→ Goal of the exercise:
Provide an exact reproduction of every entry.

Dataset listings of figures:
== == ==
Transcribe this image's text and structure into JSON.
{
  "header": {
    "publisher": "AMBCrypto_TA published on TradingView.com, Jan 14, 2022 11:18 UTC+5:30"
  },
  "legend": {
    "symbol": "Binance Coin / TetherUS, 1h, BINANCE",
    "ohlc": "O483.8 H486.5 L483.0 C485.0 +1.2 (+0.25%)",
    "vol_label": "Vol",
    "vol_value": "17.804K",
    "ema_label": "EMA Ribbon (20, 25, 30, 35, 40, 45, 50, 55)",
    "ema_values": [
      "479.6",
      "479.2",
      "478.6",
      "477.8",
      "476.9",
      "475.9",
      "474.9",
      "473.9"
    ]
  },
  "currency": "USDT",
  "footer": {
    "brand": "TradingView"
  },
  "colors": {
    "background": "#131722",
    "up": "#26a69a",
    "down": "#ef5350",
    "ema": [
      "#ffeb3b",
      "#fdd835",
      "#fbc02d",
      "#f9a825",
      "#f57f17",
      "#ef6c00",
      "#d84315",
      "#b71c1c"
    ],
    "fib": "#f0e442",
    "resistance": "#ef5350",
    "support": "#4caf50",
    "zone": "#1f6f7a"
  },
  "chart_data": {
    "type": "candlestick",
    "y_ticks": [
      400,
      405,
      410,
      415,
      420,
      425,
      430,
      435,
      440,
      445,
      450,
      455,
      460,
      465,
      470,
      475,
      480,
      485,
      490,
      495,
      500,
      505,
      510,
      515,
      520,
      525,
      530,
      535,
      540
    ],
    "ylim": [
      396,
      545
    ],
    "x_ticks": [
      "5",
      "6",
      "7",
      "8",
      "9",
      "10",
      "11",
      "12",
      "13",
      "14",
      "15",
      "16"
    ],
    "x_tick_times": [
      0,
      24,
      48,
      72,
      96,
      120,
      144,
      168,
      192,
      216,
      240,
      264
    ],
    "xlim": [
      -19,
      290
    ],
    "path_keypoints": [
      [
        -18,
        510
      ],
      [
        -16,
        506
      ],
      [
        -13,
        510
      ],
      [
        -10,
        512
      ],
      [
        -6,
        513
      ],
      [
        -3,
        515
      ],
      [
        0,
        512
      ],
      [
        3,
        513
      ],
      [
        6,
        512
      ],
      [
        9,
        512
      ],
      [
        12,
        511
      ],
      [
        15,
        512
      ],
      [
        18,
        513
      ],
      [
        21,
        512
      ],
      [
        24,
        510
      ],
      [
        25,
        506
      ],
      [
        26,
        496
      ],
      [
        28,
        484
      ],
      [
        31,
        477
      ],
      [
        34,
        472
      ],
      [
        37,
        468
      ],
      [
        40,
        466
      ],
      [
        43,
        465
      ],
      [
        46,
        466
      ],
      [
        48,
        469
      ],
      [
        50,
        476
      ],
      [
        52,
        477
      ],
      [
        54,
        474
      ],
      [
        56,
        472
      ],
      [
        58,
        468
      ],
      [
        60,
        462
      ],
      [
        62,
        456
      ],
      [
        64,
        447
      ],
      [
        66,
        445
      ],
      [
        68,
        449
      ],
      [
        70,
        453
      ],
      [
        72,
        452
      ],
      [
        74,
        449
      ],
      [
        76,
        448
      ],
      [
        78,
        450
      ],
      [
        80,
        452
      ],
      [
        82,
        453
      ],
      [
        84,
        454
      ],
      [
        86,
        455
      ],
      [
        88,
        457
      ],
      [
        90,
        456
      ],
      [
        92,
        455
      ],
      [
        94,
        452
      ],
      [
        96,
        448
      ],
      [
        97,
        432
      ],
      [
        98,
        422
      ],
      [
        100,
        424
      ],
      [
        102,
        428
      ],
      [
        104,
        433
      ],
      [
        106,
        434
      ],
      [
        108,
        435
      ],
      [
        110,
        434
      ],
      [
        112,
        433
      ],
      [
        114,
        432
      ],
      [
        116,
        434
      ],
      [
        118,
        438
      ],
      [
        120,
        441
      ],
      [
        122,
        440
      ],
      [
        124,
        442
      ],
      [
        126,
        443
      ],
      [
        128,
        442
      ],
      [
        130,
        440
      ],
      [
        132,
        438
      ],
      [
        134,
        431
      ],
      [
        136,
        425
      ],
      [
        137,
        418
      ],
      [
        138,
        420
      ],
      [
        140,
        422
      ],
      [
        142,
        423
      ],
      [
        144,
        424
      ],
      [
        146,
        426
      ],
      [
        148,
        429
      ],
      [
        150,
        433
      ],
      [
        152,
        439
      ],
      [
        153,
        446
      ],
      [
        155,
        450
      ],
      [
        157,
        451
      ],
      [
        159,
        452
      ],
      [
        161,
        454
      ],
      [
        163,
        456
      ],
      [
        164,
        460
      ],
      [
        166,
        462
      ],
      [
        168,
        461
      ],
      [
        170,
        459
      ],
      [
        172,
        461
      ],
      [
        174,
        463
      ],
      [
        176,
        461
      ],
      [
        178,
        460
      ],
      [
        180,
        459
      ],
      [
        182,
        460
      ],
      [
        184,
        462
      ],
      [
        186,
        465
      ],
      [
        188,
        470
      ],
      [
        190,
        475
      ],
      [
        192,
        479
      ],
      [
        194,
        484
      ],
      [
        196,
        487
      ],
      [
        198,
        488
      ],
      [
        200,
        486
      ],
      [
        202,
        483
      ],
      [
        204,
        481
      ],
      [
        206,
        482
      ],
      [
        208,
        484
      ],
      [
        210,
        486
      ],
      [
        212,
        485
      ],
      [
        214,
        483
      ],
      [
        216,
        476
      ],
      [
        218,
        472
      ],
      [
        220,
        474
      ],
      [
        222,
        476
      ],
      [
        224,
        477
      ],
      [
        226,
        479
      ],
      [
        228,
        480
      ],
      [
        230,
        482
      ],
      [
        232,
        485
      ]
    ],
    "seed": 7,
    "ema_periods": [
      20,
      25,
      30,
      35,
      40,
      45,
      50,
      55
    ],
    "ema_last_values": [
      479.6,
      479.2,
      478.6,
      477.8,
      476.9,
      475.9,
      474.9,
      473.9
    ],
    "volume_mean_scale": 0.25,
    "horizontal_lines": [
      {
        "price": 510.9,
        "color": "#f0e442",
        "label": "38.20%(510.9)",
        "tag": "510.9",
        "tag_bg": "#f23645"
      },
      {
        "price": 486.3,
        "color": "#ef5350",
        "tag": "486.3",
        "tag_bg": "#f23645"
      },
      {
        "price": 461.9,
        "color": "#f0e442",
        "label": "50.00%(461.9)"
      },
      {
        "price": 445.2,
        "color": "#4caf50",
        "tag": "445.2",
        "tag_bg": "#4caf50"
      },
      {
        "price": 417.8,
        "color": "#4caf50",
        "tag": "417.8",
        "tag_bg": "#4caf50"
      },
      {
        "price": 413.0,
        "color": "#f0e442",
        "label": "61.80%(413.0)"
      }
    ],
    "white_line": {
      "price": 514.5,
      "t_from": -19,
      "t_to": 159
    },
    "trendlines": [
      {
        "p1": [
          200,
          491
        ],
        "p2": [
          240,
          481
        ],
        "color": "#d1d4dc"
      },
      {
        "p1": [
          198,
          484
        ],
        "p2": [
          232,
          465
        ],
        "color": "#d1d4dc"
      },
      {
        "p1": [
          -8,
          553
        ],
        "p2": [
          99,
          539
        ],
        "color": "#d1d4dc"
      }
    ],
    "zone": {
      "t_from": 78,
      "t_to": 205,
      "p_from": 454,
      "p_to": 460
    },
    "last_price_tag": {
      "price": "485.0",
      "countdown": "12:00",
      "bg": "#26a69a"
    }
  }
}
== == ==
→ Solution below:
Transcribe this image's text and structure into JSON.
{
  "header": {
    "publisher": "AMBCrypto_TA published on TradingView.com, Jan 14, 2022 11:18 UTC+5:30"
  },
  "legend": {
    "symbol": "Binance Coin / TetherUS, 1h, BINANCE",
    "ohlc": "O483.8 H486.5 L483.0 C485.0 +1.2 (+0.25%)",
    "vol_label": "Vol",
    "vol_value": "17.804K",
    "ema_label": "EMA Ribbon (20, 25, 30, 35, 40, 45, 50, 55)",
    "ema_values": [
      "479.6",
      "479.2",
      "478.6",
      "477.8",
      "476.9",
      "475.9",
      "474.9",
      "473.9"
    ]
  },
  "currency": "USDT",
  "footer": {
    "brand": "TradingView"
  },
  "colors": {
    "background": "#131722",
    "up": "#26a69a",
    "down": "#ef5350",
    "ema": [
      "#ffeb3b",
      "#fdd835",
      "#fbc02d",
      "#f9a825",
      "#f57f17",
      "#ef6c00",
      "#d84315",
      "#b71c1c"
    ],
    "fib": "#f0e442",
    "resistance": "#ef5350",
    "support": "#4caf50",
    "zone": "#1f6f7a"
  },
  "chart_data": {
    "type": "candlestick",
    "y_ticks": [
      400,
      405,
      410,
      415,
      420,
      425,
      430,
      435,
      440,
      445,
      450,
      455,
      460,
      465,
      470,
      475,
      480,
      485,
      490,
      495,
      500,
      505,
      510,
      515,
      520,
      525,
      530,
      535,
      540
    ],
    "ylim": [
      396,
      545
    ],
    "x_ticks": [
      "5",
      "6",
      "7",
      "8",
      "9",
      "10",
      "11",
      "12",
      "13",
      "14",
      "15",
      "16"
    ],
    "x_tick_times": [
      0,
      24,
      48,
      72,
      96,
      120,
      144,
      168,
      192,
      216,
      240,
      264
    ],
    "xlim": [
      -19,
      290
    ],
    "path_keypoints": [
      [
        -18,
        510
      ],
      [
        -16,
        506
      ],
      [
        -13,
        510
      ],
      [
        -10,
        512
      ],
      [
        -6,
        513
      ],
      [
        -3,
        515
      ],
      [
        0,
        512
      ],
      [
        3,
        513
      ],
      [
        6,
        512
      ],
      [
        9,
        512
      ],
      [
        12,
        511
      ],
      [
        15,
        512
      ],
      [
        18,
        513
      ],
      [
        21,
        512
      ],
      [
        24,
        510
      ],
      [
        25,
        506
      ],
      [
        26,
        496
      ],
      [
        28,
        484
      ],
      [
        31,
        477
      ],
      [
        34,
        472
      ],
      [
        37,
        468
      ],
      [
        40,
        466
      ],
      [
        43,
        465
      ],
      [
        46,
        466
      ],
      [
        48,
        469
      ],
      [
        50,
        476
      ],
      [
        52,
        477
      ],
      [
        54,
        474
      ],
      [
        56,
        472
      ],
      [
        58,
        468
      ],
      [
        60,
        462
      ],
      [
        62,
        456
      ],
      [
        64,
        447
      ],
      [
        66,
        445
      ],
      [
        68,
        449
      ],
      [
        70,
        453
      ],
      [
        72,
        452
      ],
      [
        74,
        449
      ],
      [
        76,
        448
      ],
      [
        78,
        450
      ],
      [
        80,
        452
      ],
      [
        82,
        453
      ],
      [
        84,
        454
      ],
      [
        86,
        455
      ],
      [
        88,
        457
      ],
      [
        90,
        456
      ],
      [
        92,
        455
      ],
      [
        94,
        452
      ],
      [
        96,
        448
      ],
      [
        97,
        432
      ],
      [
        98,
        422
      ],
      [
        100,
        424
      ],
      [
        102,
        428
      ],
      [
        104,
        433
      ],
      [
        106,
        434
      ],
      [
        108,
        435
      ],
      [
        110,
        434
      ],
      [
        112,
        433
      ],
      [
        114,
        432
      ],
      [
        116,
        434
      ],
      [
        118,
        438
      ],
      [
        120,
        441
      ],
      [
        122,
        440
      ],
      [
        124,
        442
      ],
      [
        126,
        443
      ],
      [
        128,
        442
      ],
      [
        130,
        440
      ],
      [
        132,
        438
      ],
      [
        134,
        431
      ],
      [
        136,
        425
      ],
      [
        137,
        418
      ],
      [
        138,
        420
      ],
      [
        140,
        422
      ],
      [
        142,
        423
      ],
      [
        144,
        424
      ],
      [
        146,
        426
      ],
      [
        148,
        429
      ],
      [
        150,
        433
      ],
      [
        152,
        439
      ],
      [
        153,
        446
      ],
      [
        155,
        450
      ],
      [
        157,
        451
      ],
      [
        159,
        452
      ],
      [
        161,
        454
      ],
      [
        163,
        456
      ],
      [
        164,
        460
      ],
      [
        166,
        462
      ],
      [
        168,
        461
      ],
      [
        170,
        459
      ],
      [
        172,
        461
      ],
      [
        174,
        463
      ],
      [
        176,
        461
      ],
      [
        178,
        460
      ],
      [
        180,
        459
      ],
      [
        182,
        460
      ],
      [
        184,
        462
      ],
      [
        186,
        465
      ],
      [
        188,
        470
      ],
      [
        190,
        475
      ],
      [
        192,
        479
      ],
      [
        194,
        484
      ],
      [
        196,
        487
      ],
      [
        198,
        488
      ],
      [
        200,
        486
      ],
      [
        202,
        483
      ],
      [
        204,
        481
      ],
      [
        206,
        482
      ],
      [
        208,
        484
      ],
      [
        210,
        486
      ],
      [
        212,
        485
      ],
      [
        214,
        483
      ],
      [
        216,
        476
      ],
      [
        218,
        472
      ],
      [
        220,
        474
      ],
      [
        222,
        476
      ],
      [
        224,
        477
      ],
      [
        226,
        479
      ],
      [
        228,
        480
      ],
      [
        230,
        482
      ],
      [
        232,
        485
      ]
    ],
    "seed": 7,
    "ema_periods": [
      20,
      25,
      30,
      35,
      40,
      45,
      50,
      55
    ],
    "ema_last_values": [
      479.6,
      479.2,
      478.6,
      477.8,
      476.9,
      475.9,
      474.9,
      473.9
    ],
    "volume_mean_scale": 0.25,
    "horizontal_lines": [
      {
        "price": 510.9,
        "color": "#f0e442",
        "label": "38.20%(510.9)",
        "tag": "510.9",
        "tag_bg": "#f23645"
      },
      {
        "price": 486.3,
        "color": "#ef5350",
        "tag": "486.3",
        "tag_bg": "#f23645"
      },
      {
        "price": 461.9,
        "color": "#f0e442",
        "label": "50.00%(461.9)"
      },
      {
        "price": 445.2,
        "color": "#4caf50",
        "tag": "445.2",
        "tag_bg": "#4caf50"
      },
      {
        "price": 417.8,
        "color": "#4caf50",
        "tag": "417.8",
        "tag_bg": "#4caf50"
      },
      {
        "price": 413.0,
        "color": "#f0e442",
        "label": "61.80%(413.0)"
      }
    ],
    "white_line": {
      "price": 514.5,
      "t_from": -19,
      "t_to": 159
    },
    "trendlines": [
      {
        "p1": [
          200,
          491
        ],
        "p2": [
          240,
          481
        ],
        "color": "#d1d4dc"
      },
      {
        "p1": [
          198,
          484
        ],
        "p2": [
          232,
          465
        ],
        "color": "#d1d4dc"
      },
      {
        "p1": [
          -8,
          553
        ],
        "p2": [
          99,
          539
        ],
        "color": "#d1d4dc"
      }
    ],
    "zone": {
      "t_from": 78,
      "t_to": 205,
      "p_from": 454,
      "p_to": 460
    },
    "last_price_tag": {
      "price": "485.0",
      "countdown": "12:00",
      "bg": "#26a69a"
    }
  }
}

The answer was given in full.